● **Your goal**
Restate the complete material exactly.

begin

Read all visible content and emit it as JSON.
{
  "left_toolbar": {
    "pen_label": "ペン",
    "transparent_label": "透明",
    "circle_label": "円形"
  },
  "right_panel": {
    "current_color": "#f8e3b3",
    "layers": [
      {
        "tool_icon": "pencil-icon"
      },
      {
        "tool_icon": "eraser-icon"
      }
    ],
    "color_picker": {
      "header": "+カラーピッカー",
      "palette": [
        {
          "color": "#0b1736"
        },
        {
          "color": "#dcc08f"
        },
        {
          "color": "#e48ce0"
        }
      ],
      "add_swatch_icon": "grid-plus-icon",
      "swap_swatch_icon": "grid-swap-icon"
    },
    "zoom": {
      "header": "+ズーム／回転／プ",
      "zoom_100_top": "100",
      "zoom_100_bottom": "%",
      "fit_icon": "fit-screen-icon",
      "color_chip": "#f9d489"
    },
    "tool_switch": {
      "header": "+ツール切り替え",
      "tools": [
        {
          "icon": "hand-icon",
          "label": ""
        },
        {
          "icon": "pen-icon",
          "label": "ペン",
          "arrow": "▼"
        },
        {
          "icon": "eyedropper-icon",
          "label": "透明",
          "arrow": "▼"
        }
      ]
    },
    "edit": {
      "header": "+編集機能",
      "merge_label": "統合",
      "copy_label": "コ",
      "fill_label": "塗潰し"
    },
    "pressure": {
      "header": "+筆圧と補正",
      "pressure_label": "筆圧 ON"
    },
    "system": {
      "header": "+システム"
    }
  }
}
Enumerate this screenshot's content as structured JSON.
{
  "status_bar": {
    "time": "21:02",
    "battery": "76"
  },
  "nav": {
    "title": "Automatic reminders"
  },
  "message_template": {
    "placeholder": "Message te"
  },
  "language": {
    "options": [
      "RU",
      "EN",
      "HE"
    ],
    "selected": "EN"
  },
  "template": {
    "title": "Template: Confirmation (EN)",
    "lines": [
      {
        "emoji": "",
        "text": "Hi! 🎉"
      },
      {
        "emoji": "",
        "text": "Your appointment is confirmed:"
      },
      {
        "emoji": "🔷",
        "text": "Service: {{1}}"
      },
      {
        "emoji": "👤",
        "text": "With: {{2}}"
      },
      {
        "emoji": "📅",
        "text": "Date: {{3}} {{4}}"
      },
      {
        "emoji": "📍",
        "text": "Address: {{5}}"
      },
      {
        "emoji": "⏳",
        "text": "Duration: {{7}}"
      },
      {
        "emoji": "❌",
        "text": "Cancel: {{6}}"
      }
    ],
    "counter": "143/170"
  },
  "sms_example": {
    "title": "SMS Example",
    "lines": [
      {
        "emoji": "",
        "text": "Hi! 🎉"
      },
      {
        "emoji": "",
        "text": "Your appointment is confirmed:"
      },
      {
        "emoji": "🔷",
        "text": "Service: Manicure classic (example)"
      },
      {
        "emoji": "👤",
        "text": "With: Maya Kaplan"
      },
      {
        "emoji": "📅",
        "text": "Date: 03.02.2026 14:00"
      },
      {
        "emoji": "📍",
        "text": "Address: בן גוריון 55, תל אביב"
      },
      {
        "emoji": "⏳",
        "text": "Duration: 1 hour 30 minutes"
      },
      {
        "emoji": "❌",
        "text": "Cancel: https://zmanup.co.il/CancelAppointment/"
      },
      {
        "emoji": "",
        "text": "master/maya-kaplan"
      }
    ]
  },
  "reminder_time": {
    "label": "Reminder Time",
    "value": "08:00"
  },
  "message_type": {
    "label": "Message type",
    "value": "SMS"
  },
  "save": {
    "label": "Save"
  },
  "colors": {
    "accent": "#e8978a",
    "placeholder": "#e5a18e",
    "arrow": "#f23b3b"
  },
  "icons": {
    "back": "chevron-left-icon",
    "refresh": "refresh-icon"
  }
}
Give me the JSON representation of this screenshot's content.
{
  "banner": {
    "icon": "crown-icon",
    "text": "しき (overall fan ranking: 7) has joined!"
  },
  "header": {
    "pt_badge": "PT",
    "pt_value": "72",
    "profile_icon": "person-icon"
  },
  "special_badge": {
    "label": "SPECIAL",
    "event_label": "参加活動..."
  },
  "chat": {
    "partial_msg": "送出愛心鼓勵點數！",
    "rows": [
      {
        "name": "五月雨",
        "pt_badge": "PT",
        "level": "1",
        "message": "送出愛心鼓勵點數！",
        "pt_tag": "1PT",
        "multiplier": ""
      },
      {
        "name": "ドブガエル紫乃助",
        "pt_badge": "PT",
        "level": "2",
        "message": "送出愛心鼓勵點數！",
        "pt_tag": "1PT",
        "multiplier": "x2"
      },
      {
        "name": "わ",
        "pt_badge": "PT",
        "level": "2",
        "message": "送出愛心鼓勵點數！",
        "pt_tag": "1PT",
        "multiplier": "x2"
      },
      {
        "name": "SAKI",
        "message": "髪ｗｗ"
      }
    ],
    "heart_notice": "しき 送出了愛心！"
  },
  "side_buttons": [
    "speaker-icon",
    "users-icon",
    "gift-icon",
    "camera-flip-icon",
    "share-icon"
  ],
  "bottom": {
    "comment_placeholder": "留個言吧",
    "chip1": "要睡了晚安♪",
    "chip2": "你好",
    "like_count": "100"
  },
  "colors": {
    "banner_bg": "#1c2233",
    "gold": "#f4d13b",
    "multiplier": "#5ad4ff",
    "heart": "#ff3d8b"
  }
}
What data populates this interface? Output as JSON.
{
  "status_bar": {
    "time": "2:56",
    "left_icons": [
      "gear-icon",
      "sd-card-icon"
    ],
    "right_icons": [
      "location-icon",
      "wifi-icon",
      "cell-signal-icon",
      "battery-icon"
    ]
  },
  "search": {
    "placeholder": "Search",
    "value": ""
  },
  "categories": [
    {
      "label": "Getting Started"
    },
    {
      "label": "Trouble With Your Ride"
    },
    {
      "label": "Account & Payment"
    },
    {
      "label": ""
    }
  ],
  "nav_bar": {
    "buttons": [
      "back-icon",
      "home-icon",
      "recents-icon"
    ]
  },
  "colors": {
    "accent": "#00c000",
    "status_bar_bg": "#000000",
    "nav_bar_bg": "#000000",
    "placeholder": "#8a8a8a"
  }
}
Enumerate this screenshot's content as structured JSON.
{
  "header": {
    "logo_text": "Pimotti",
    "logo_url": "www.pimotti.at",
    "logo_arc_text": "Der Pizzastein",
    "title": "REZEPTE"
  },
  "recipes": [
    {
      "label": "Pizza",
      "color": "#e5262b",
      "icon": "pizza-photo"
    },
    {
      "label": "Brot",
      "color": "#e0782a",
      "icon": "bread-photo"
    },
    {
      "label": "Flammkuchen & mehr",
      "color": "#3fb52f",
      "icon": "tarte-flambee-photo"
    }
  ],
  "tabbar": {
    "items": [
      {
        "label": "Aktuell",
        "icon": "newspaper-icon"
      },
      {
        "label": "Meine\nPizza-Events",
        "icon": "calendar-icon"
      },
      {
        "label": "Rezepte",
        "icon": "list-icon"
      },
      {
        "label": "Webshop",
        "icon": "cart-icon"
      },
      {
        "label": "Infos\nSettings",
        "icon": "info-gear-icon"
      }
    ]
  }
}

end

● **Written response**
Read all visible content and emit it as JSON.
{
  "left_toolbar": {
    "pen_label": "ペン",
    "transparent_label": "透明",
    "circle_label": "円形"
  },
  "right_panel": {
    "current_color": "#f8e3b3",
    "layers": [
      {
        "tool_icon": "pencil-icon"
      },
      {
        "tool_icon": "eraser-icon"
      }
    ],
    "color_picker": {
      "header": "+カラーピッカー",
      "palette": [
        {
          "color": "#0b1736"
        },
        {
          "color": "#dcc08f"
        },
        {
          "color": "#e48ce0"
        }
      ],
      "add_swatch_icon": "grid-plus-icon",
      "swap_swatch_icon": "grid-swap-icon"
    },
    "zoom": {
      "header": "+ズーム／回転／プ",
      "zoom_100_top": "100",
      "zoom_100_bottom": "%",
      "fit_icon": "fit-screen-icon",
      "color_chip": "#f9d489"
    },
    "tool_switch": {
      "header": "+ツール切り替え",
      "tools": [
        {
          "icon": "hand-icon",
          "label": ""
        },
        {
          "icon": "pen-icon",
          "label": "ペン",
          "arrow": "▼"
        },
        {
          "icon": "eyedropper-icon",
          "label": "透明",
          "arrow": "▼"
        }
      ]
    },
    "edit": {
      "header": "+編集機能",
      "merge_label": "統合",
      "copy_label": "コ",
      "fill_label": "塗潰し"
    },
    "pressure": {
      "header": "+筆圧と補正",
      "pressure_label": "筆圧 ON"
    },
    "system": {
      "header": "+システム"
    }
  }
}
Enumerate this screenshot's content as structured JSON.
{
  "status_bar": {
    "time": "21:02",
    "battery": "76"
  },
  "nav": {
    "title": "Automatic reminders"
  },
  "message_template": {
    "placeholder": "Message te"
  },
  "language": {
    "options": [
      "RU",
      "EN",
      "HE"
    ],
    "selected": "EN"
  },
  "template": {
    "title": "Template: Confirmation (EN)",
    "lines": [
      {
        "emoji": "",
        "text": "Hi! 🎉"
      },
      {
        "emoji": "",
        "text": "Your appointment is confirmed:"
      },
      {
        "emoji": "🔷",
        "text": "Service: {{1}}"
      },
      {
        "emoji": "👤",
        "text": "With: {{2}}"
      },
      {
        "emoji": "📅",
        "text": "Date: {{3}} {{4}}"
      },
      {
        "emoji": "📍",
        "text": "Address: {{5}}"
      },
      {
        "emoji": "⏳",
        "text": "Duration: {{7}}"
      },
      {
        "emoji": "❌",
        "text": "Cancel: {{6}}"
      }
    ],
    "counter": "143/170"
  },
  "sms_example": {
    "title": "SMS Example",
    "lines": [
      {
        "emoji": "",
        "text": "Hi! 🎉"
      },
      {
        "emoji": "",
        "text": "Your appointment is confirmed:"
      },
      {
        "emoji": "🔷",
        "text": "Service: Manicure classic (example)"
      },
      {
        "emoji": "👤",
        "text": "With: Maya Kaplan"
      },
      {
        "emoji": "📅",
        "text": "Date: 03.02.2026 14:00"
      },
      {
        "emoji": "📍",
        "text": "Address: בן גוריון 55, תל אביב"
      },
      {
        "emoji": "⏳",
        "text": "Duration: 1 hour 30 minutes"
      },
      {
        "emoji": "❌",
        "text": "Cancel: https://zmanup.co.il/CancelAppointment/"
      },
      {
        "emoji": "",
        "text": "master/maya-kaplan"
      }
    ]
  },
  "reminder_time": {
    "label": "Reminder Time",
    "value": "08:00"
  },
  "message_type": {
    "label": "Message type",
    "value": "SMS"
  },
  "save": {
    "label": "Save"
  },
  "colors": {
    "accent": "#e8978a",
    "placeholder": "#e5a18e",
    "arrow": "#f23b3b"
  },
  "icons": {
    "back": "chevron-left-icon",
    "refresh": "refresh-icon"
  }
}
Give me the JSON representation of this screenshot's content.
{
  "banner": {
    "icon": "crown-icon",
    "text": "しき (overall fan ranking: 7) has joined!"
  },
  "header": {
    "pt_badge": "PT",
    "pt_value": "72",
    "profile_icon": "person-icon"
  },
  "special_badge": {
    "label": "SPECIAL",
    "event_label": "参加活動..."
  },
  "chat": {
    "partial_msg": "送出愛心鼓勵點數！",
    "rows": [
      {
        "name": "五月雨",
        "pt_badge": "PT",
        "level": "1",
        "message": "送出愛心鼓勵點數！",
        "pt_tag": "1PT",
        "multiplier": ""
      },
      {
        "name": "ドブガエル紫乃助",
        "pt_badge": "PT",
        "level": "2",
        "message": "送出愛心鼓勵點數！",
        "pt_tag": "1PT",
        "multiplier": "x2"
      },
      {
        "name": "わ",
        "pt_badge": "PT",
        "level": "2",
        "message": "送出愛心鼓勵點數！",
        "pt_tag": "1PT",
        "multiplier": "x2"
      },
      {
        "name": "SAKI",
        "message": "髪ｗｗ"
      }
    ],
    "heart_notice": "しき 送出了愛心！"
  },
  "side_buttons": [
    "speaker-icon",
    "users-icon",
    "gift-icon",
    "camera-flip-icon",
    "share-icon"
  ],
  "bottom": {
    "comment_placeholder": "留個言吧",
    "chip1": "要睡了晚安♪",
    "chip2": "你好",
    "like_count": "100"
  },
  "colors": {
    "banner_bg": "#1c2233",
    "gold": "#f4d13b",
    "multiplier": "#5ad4ff",
    "heart": "#ff3d8b"
  }
}
What data populates this interface? Output as JSON.
{
  "status_bar": {
    "time": "2:56",
    "left_icons": [
      "gear-icon",
      "sd-card-icon"
    ],
    "right_icons": [
      "location-icon",
      "wifi-icon",
      "cell-signal-icon",
      "battery-icon"
    ]
  },
  "search": {
    "placeholder": "Search",
    "value": ""
  },
  "categories": [
    {
      "label": "Getting Started"
    },
    {
      "label": "Trouble With Your Ride"
    },
    {
      "label": "Account & Payment"
    },
    {
      "label": ""
    }
  ],
  "nav_bar": {
    "buttons": [
      "back-icon",
      "home-icon",
      "recents-icon"
    ]
  },
  "colors": {
    "accent": "#00c000",
    "status_bar_bg": "#000000",
    "nav_bar_bg": "#000000",
    "placeholder": "#8a8a8a"
  }
}
Enumerate this screenshot's content as structured JSON.
{
  "header": {
    "logo_text": "Pimotti",
    "logo_url": "www.pimotti.at",
    "logo_arc_text": "Der Pizzastein",
    "title": "REZEPTE"
  },
  "recipes": [
    {
      "label": "Pizza",
      "color": "#e5262b",
      "icon": "pizza-photo"
    },
    {
      "label": "Brot",
      "color": "#e0782a",
      "icon": "bread-photo"
    },
    {
      "label": "Flammkuchen & mehr",
      "color": "#3fb52f",
      "icon": "tarte-flambee-photo"
    }
  ],
  "tabbar": {
    "items": [
      {
        "label": "Aktuell",
        "icon": "newspaper-icon"
      },
      {
        "label": "Meine\nPizza-Events",
        "icon": "calendar-icon"
      },
      {
        "label": "Rezepte",
        "icon": "list-icon"
      },
      {
        "label": "Webshop",
        "icon": "cart-icon"
      },
      {
        "label": "Infos\nSettings",
        "icon": "info-gear-icon"
      }
    ]
  }
}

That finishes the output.